TASK BRIEF: Scan the data for "διεμόρφωσε" and copy the lines it appears in.

Saved entries:
──────────

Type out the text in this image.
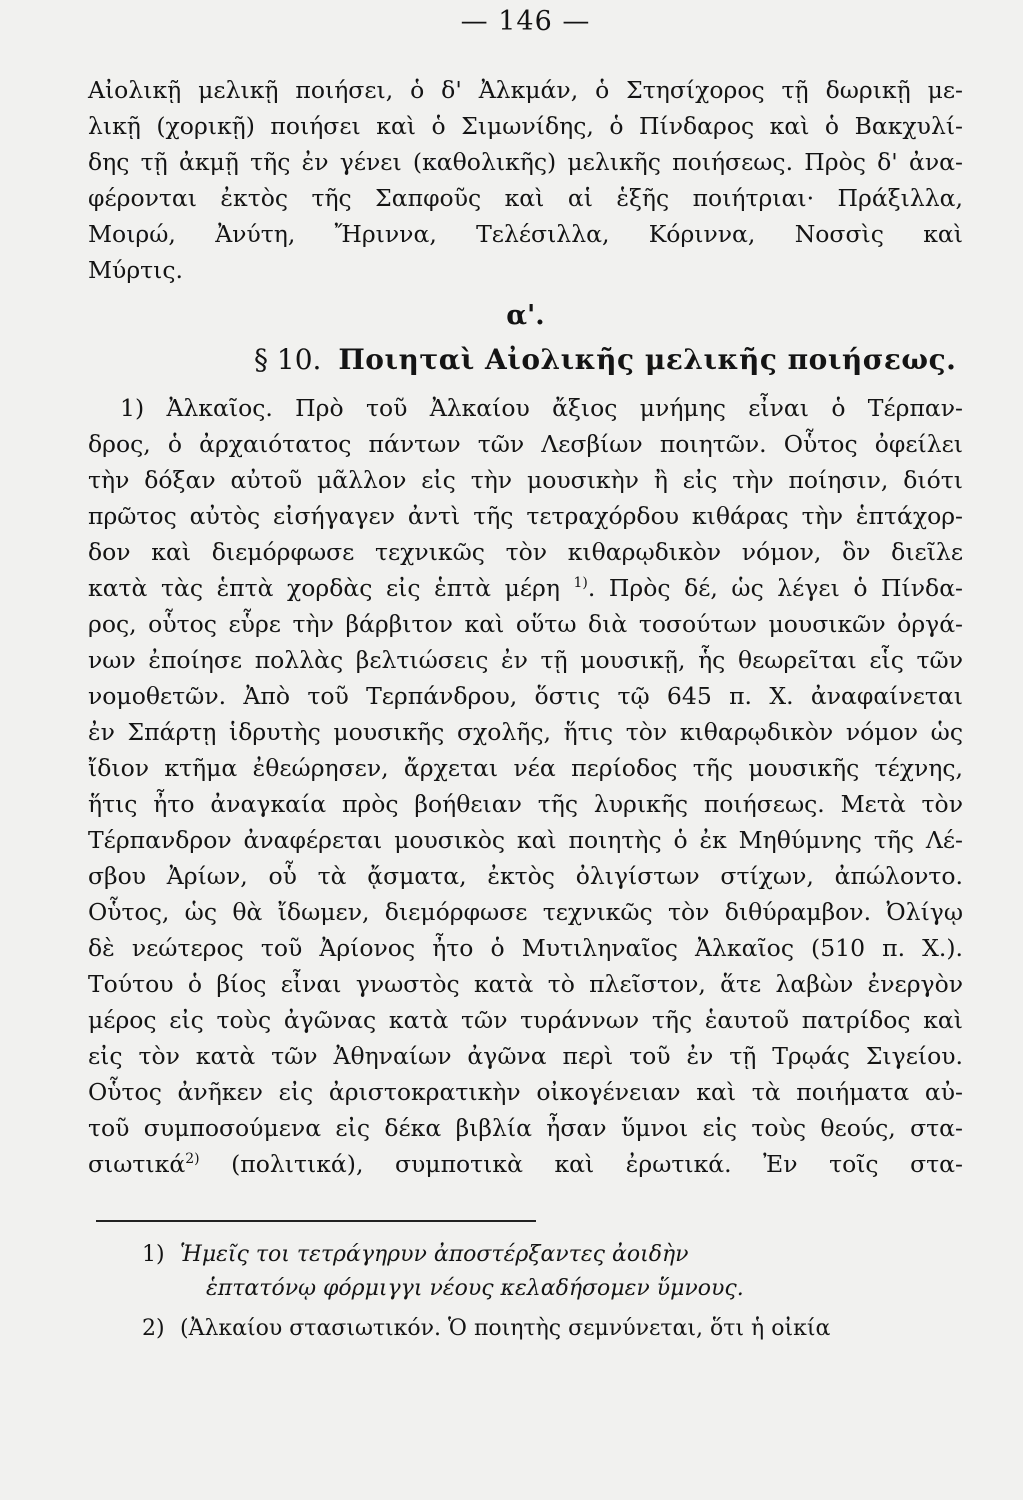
— 146 —
Αἰολικῇ μελικῇ ποιήσει, ὁ δ' Ἀλκμάν, ὁ Στησίχορος τῇ δωρικῇ με-
λικῇ (χορικῇ) ποιήσει καὶ ὁ Σιμωνίδης, ὁ Πίνδαρος καὶ ὁ Βακχυλί-
δης τῇ ἀκμῇ τῆς ἐν γένει (καθολικῆς) μελικῆς ποιήσεως. Πρὸς δ' ἀνα-
φέρονται ἐκτὸς τῆς Σαπφοῦς καὶ αἱ ἑξῆς ποιήτριαι· Πράξιλλα,
Μοιρώ, Ἀνύτη, Ἤριννα, Τελέσιλλα, Κόριννα, Νοσσὶς καὶ
Μύρτις.
α'.
§ 10. Ποιηταὶ Αἰολικῆς μελικῆς ποιήσεως.
1) Ἀλκαῖος. Πρὸ τοῦ Ἀλκαίου ἄξιος μνήμης εἶναι ὁ Τέρπαν-
δρος, ὁ ἀρχαιότατος πάντων τῶν Λεσβίων ποιητῶν. Οὗτος ὀφείλει
τὴν δόξαν αὐτοῦ μᾶλλον εἰς τὴν μουσικὴν ἢ εἰς τὴν ποίησιν, διότι
πρῶτος αὐτὸς εἰσήγαγεν ἀντὶ τῆς τετραχόρδου κιθάρας τὴν ἑπτάχορ-
δον καὶ διεμόρφωσε τεχνικῶς τὸν κιθαρῳδικὸν νόμον, ὃν διεῖλε
κατὰ τὰς ἑπτὰ χορδὰς εἰς ἑπτὰ μέρη $^{1)}$. Πρὸς δέ, ὡς λέγει ὁ Πίνδα-
ρος, οὗτος εὗρε τὴν βάρβιτον καὶ οὕτω διὰ τοσούτων μουσικῶν ὀργά-
νων ἐποίησε πολλὰς βελτιώσεις ἐν τῇ μουσικῇ, ἧς θεωρεῖται εἷς τῶν
νομοθετῶν. Ἀπὸ τοῦ Τερπάνδρου, ὅστις τῷ 645 π. Χ. ἀναφαίνεται
ἐν Σπάρτῃ ἱδρυτὴς μουσικῆς σχολῆς, ἥτις τὸν κιθαρῳδικὸν νόμον ὡς
ἴδιον κτῆμα ἐθεώρησεν, ἄρχεται νέα περίοδος τῆς μουσικῆς τέχνης,
ἥτις ἦτο ἀναγκαία πρὸς βοήθειαν τῆς λυρικῆς ποιήσεως. Μετὰ τὸν
Τέρπανδρον ἀναφέρεται μουσικὸς καὶ ποιητὴς ὁ ἐκ Μηθύμνης τῆς Λέ-
σβου Ἀρίων, οὗ τὰ ᾄσματα, ἐκτὸς ὀλιγίστων στίχων, ἀπώλοντο.
Οὗτος, ὡς θὰ ἴδωμεν, διεμόρφωσε τεχνικῶς τὸν διθύραμβον. Ὀλίγῳ
δὲ νεώτερος τοῦ Ἀρίονος ἦτο ὁ Μυτιληναῖος Ἀλκαῖος (510 π. Χ.).
Τούτου ὁ βίος εἶναι γνωστὸς κατὰ τὸ πλεῖστον, ἅτε λαβὼν ἐνεργὸν
μέρος εἰς τοὺς ἀγῶνας κατὰ τῶν τυράννων τῆς ἑαυτοῦ πατρίδος καὶ
εἰς τὸν κατὰ τῶν Ἀθηναίων ἀγῶνα περὶ τοῦ ἐν τῇ Τρῳάς Σιγείου.
Οὗτος ἀνῆκεν εἰς ἀριστοκρατικὴν οἰκογένειαν καὶ τὰ ποιήματα αὐ-
τοῦ συμποσούμενα εἰς δέκα βιβλία ἦσαν ὕμνοι εἰς τοὺς θεούς, στα-
σιωτικά$^{2)}$ (πολιτικά), συμποτικὰ καὶ ἐρωτικά. Ἐν τοῖς στα-
1) Ἡμεῖς τοι τετράγηρυν ἀποστέρξαντες ἀοιδὴν
ἑπτατόνῳ φόρμιγγι νέους κελαδήσομεν ὕμνους.
2) (Ἀλκαίου στασιωτικόν. Ὁ ποιητὴς σεμνύνεται, ὅτι ἡ οἰκία
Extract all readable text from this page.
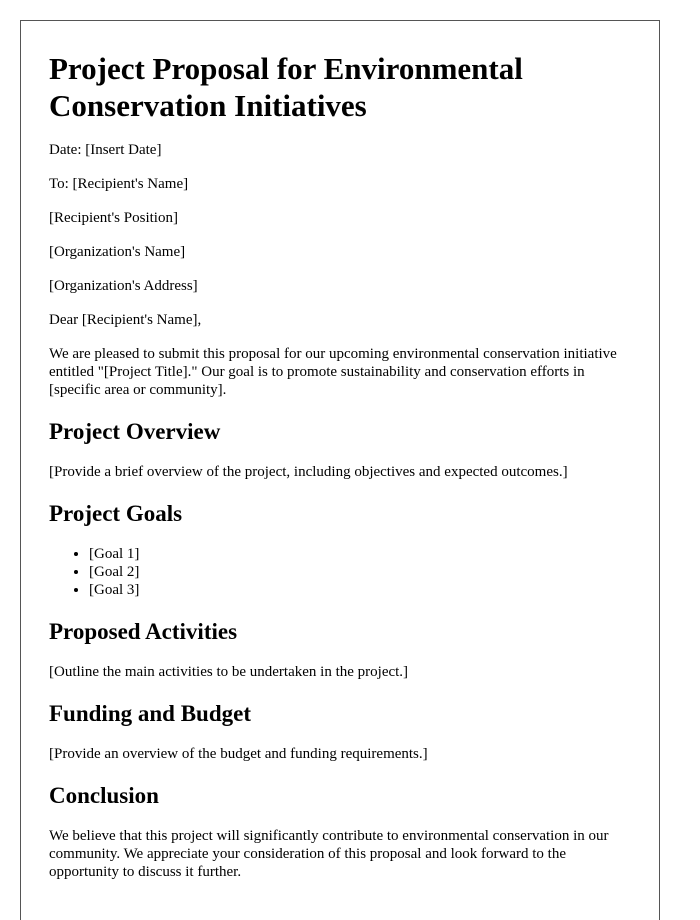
Project Proposal for Environmental Conservation Initiatives

Date: [Insert Date]

To: [Recipient's Name]

[Recipient's Position]

[Organization's Name]

[Organization's Address]

Dear [Recipient's Name],

We are pleased to submit this proposal for our upcoming environmental conservation initiative entitled "[Project Title]." Our goal is to promote sustainability and conservation efforts in [specific area or community].

Project Overview

[Provide a brief overview of the project, including objectives and expected outcomes.]

Project Goals
• [Goal 1]
• [Goal 2]
• [Goal 3]
Proposed Activities

[Outline the main activities to be undertaken in the project.]

Funding and Budget

[Provide an overview of the budget and funding requirements.]

Conclusion

We believe that this project will significantly contribute to environmental conservation in our community. We appreciate your consideration of this proposal and look forward to the opportunity to discuss it further.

──────────

EXERCISE RESPONSE:
δον καὶ διεμόρφωσε τεχνικῶς τὸν κιθαρῳδικὸν νόμον, ὃν διεῖλε
Οὗτος, ὡς θὰ ἴδωμεν, διεμόρφωσε τεχνικῶς τὸν διθύραμβον. Ὀλίγῳ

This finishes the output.